Problem to solve: Extract every line where the string "panel" appears.

-- START --

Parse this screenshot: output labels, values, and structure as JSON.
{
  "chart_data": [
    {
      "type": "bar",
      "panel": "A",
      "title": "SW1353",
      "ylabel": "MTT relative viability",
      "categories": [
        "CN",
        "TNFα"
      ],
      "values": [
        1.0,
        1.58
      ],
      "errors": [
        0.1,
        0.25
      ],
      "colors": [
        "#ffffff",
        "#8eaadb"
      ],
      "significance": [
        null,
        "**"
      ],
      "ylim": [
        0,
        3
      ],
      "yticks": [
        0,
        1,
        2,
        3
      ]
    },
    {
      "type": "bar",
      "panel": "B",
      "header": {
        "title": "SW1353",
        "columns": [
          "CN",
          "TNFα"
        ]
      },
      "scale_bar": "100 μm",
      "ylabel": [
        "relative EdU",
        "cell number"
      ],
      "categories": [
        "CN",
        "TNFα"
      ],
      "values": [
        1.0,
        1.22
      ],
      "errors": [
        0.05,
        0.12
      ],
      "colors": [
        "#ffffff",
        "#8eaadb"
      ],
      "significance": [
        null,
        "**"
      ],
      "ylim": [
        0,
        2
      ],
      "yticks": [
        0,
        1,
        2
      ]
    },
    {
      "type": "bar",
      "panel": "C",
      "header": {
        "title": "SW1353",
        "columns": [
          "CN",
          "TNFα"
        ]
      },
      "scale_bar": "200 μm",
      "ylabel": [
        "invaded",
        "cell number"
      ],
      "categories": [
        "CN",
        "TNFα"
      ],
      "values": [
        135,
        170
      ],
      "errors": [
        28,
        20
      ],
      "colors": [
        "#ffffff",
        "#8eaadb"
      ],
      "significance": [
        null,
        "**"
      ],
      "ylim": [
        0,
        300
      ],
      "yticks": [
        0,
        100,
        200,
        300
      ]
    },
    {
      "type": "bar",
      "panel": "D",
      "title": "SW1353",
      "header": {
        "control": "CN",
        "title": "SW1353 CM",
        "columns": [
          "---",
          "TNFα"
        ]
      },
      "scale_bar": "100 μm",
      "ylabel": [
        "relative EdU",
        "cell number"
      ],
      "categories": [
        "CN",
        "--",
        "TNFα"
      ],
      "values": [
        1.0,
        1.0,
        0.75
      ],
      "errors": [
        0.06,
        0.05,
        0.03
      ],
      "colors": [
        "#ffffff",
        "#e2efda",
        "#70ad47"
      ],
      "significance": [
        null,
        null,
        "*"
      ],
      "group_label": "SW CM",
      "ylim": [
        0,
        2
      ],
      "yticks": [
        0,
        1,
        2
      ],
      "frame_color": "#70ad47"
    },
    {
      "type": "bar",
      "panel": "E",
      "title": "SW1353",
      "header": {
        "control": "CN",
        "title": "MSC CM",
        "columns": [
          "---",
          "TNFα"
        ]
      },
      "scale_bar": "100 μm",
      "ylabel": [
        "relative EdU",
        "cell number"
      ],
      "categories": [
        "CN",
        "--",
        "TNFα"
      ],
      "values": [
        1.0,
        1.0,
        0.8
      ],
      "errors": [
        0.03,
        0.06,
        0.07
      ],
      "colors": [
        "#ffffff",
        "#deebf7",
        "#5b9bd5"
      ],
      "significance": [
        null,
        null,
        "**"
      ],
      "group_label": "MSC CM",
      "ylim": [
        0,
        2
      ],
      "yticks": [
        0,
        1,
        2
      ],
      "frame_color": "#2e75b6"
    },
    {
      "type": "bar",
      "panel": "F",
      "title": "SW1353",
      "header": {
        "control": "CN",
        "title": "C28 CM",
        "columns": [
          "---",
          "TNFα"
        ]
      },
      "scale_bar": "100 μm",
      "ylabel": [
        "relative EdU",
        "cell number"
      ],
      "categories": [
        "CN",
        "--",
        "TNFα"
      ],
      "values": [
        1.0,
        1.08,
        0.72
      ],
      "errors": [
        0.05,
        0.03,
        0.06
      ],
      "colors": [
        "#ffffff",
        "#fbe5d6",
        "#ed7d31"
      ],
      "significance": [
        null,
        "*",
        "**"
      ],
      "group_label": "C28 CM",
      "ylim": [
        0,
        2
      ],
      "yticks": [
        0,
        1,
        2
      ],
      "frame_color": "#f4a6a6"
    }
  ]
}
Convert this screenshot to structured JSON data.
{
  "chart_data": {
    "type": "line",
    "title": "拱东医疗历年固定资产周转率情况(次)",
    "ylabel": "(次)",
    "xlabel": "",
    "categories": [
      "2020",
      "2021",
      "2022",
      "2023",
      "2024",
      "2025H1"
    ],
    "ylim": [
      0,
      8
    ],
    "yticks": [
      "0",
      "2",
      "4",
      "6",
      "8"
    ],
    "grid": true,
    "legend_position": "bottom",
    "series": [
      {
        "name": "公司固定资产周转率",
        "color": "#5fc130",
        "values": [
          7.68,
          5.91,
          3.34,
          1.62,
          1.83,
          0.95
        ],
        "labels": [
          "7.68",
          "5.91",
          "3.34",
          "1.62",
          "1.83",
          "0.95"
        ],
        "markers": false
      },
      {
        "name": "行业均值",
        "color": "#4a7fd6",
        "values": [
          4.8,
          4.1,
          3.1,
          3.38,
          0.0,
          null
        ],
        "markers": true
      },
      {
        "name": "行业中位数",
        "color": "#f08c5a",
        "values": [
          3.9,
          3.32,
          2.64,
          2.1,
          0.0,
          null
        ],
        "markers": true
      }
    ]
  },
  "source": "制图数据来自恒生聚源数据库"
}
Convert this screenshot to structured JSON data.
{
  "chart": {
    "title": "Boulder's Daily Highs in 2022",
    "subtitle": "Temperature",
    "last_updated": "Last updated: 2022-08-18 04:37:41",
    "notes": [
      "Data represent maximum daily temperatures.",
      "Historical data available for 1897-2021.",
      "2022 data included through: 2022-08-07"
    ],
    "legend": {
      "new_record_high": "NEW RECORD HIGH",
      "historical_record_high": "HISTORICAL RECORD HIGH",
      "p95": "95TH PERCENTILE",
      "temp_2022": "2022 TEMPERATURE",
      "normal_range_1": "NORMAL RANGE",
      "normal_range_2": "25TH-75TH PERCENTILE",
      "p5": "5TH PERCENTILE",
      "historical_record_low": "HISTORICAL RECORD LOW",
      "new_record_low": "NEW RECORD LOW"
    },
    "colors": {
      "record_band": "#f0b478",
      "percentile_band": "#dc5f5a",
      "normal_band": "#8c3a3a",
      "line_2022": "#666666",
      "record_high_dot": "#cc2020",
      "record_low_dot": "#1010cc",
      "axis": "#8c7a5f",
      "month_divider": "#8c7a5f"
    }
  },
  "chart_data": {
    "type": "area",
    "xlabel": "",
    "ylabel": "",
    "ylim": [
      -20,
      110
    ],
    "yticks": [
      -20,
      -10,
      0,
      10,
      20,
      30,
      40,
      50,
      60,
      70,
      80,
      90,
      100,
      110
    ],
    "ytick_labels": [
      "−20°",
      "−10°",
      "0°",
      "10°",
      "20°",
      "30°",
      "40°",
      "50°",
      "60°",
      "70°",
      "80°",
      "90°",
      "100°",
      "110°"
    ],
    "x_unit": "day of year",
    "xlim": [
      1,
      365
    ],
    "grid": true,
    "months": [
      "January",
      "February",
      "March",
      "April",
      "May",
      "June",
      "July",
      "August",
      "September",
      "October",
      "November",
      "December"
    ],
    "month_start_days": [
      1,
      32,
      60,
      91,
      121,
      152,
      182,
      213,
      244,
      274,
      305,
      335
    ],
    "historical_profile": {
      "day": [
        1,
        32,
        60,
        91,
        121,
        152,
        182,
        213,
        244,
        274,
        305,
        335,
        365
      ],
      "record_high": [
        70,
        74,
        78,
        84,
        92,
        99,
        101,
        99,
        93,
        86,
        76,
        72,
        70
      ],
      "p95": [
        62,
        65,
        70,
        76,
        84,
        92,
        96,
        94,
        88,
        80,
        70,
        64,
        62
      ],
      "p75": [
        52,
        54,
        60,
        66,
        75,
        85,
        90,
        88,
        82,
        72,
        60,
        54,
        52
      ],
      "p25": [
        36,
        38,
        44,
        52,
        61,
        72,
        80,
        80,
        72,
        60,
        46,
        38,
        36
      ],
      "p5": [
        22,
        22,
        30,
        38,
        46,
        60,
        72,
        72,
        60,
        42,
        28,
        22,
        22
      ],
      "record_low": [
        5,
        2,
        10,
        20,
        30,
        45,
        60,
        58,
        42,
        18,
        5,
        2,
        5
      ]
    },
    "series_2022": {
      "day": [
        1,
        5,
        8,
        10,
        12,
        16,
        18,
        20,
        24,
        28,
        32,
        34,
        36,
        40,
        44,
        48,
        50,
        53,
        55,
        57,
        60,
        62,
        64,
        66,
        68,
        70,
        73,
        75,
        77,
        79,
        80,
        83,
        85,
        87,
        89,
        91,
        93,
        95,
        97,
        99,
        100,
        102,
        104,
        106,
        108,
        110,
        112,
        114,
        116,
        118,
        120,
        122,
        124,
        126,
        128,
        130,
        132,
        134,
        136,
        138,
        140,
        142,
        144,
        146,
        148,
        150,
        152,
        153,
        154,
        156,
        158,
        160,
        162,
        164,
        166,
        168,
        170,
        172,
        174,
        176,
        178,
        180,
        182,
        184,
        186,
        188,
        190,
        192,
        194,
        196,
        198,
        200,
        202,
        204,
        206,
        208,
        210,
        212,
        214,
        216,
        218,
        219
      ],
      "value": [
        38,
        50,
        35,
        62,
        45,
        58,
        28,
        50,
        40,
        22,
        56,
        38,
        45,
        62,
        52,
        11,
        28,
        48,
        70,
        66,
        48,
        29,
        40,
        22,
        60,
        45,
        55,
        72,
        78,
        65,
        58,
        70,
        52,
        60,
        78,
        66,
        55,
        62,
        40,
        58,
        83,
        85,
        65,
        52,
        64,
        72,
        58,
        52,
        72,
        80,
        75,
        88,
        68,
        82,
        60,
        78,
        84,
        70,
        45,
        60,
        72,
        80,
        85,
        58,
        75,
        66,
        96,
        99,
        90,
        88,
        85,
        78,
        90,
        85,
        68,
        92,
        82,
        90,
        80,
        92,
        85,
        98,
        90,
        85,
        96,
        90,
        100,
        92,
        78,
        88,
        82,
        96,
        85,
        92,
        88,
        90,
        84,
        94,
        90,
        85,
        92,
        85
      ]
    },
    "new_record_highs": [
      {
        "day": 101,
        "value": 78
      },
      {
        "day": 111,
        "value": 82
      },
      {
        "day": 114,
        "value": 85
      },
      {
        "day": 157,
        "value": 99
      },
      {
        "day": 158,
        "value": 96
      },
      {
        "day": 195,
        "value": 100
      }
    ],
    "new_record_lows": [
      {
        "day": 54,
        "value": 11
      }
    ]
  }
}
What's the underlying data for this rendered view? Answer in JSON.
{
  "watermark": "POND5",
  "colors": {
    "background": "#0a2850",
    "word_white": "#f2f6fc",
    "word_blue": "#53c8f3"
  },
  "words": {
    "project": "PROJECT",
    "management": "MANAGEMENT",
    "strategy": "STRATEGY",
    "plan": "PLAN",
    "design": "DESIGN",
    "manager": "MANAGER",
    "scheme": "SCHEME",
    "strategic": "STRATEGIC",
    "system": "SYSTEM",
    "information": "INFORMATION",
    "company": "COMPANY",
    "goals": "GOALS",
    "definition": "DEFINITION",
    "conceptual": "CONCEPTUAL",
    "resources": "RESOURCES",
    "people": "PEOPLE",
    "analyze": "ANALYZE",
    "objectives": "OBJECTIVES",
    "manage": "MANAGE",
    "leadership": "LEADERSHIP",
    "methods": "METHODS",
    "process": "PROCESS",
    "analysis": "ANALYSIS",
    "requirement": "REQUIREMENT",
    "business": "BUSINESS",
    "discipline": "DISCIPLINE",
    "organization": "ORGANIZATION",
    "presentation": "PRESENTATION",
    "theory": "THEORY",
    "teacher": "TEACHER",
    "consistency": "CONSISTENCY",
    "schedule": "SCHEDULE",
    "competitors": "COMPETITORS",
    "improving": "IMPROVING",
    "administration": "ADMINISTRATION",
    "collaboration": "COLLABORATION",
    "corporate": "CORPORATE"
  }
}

-- END --

Completed exercise:
      "panel": "A",
      "panel": "B",
      "panel": "C",
      "panel": "D",
      "panel": "E",
      "panel": "F",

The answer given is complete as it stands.